DOCUMENT →
########

Circle Drawing Techniques

📘 Circle Drawing Techniques — Exam Notes

---

🔹 1. Introduction

Circle Drawing Techniques are algorithms used in computer graphics to draw a circle efficiently on a pixel-based display.

👉 Since a circle is continuous but the screen has discrete pixels, we must approximate it using the best possible pixels.

---

🔹 2. Basic Concept of a Circle

✔️ Equation of a Circle

A circle with center ((x_c, y_c)) and radius (r) is given by:

[ (x - x_c)^2 + (y - y_c)^2 = r^2 ]

---

✔️ Important Idea: Symmetry

A circle is highly symmetric, which helps reduce computation.

👉 If we find one point, we can generate 7 more points using symmetry.

---

✔️ 8-Way Symmetry

If ((x, y)) is a point on the circle, then:

[ (x, y), (-x, y), (x, -y), (-x, -y) ] [ (y, x), (-y, x), (y, -x), (-y, -x) ]

👉 This reduces calculations to only 1/8th of the circle.

---

🔹 3. Circle Drawing Algorithms

---

🔸 3.1 Polynomial Method (Direct Method)

✔️ Concept

Use circle equation directly:

[ y = \pm \sqrt{r^2 - x^2} ]

---

✔️ Steps

1. Input center ((x_c, y_c)) and radius (r)

2. For each x:

   • Compute y using formula

3. Plot points using symmetry

---

✔️ Disadvantages

• Uses square root (slow)
• Not efficient

---

🔸 3.2 Midpoint Circle Algorithm (Most Important)

✔️ Concept

• Uses decision parameter
• Chooses between two possible pixels
• Uses only integer calculations

---

✔️ Initial Conditions

• Start at point: [ (x, y) = (0, r) ]

• Initial decision parameter: [ p_0 = 1 - r ]

---

✔️ Steps

1. Input radius (r) and center ((x_c, y_c))

2. Set: [ x = 0,\quad y = r ]

3. Calculate: [ p = 1 - r ]

4. Repeat while (x < y):

   • If (p < 0): → Choose East pixel → (x = x + 1) → (p = p + 2x + 1)

########

DATA PROVIDED →

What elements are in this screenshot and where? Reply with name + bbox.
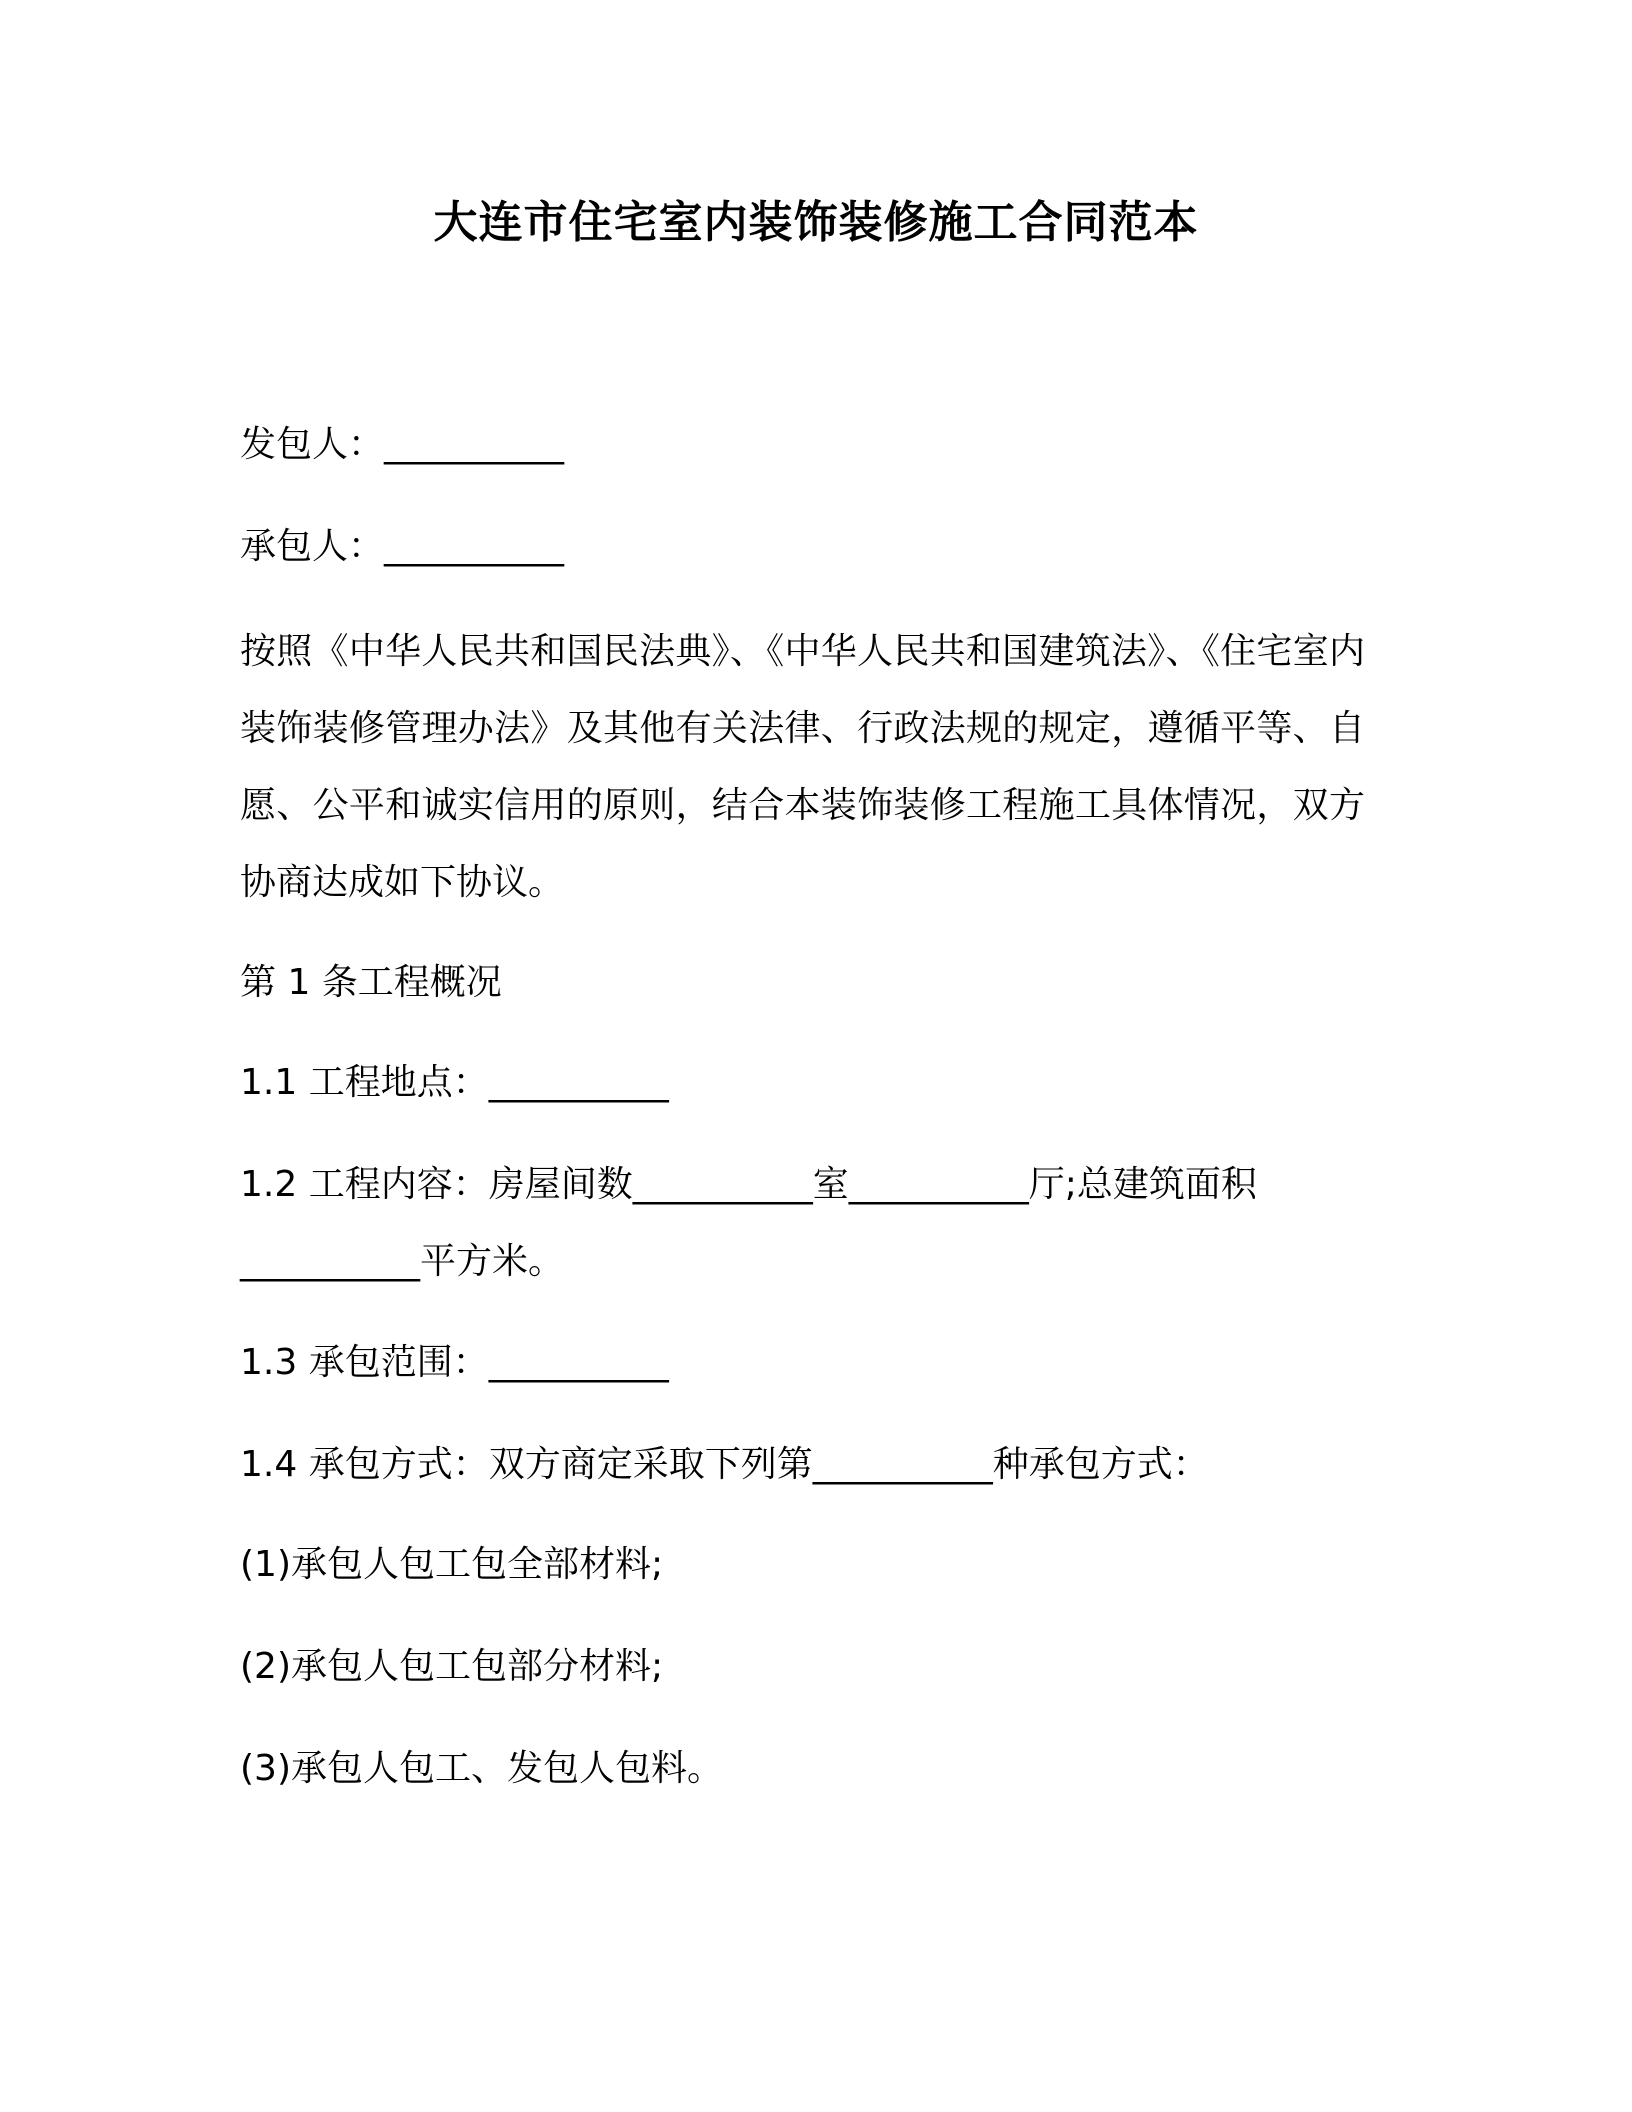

########

WHAT YOU SHOULD DO → In the circle drawing notes, what is the initial decision parameter for the Midpoint Circle Algorithm? Please leave the data aside, since it plays no role here.

THE OUTPUT → p_0 = 1 - r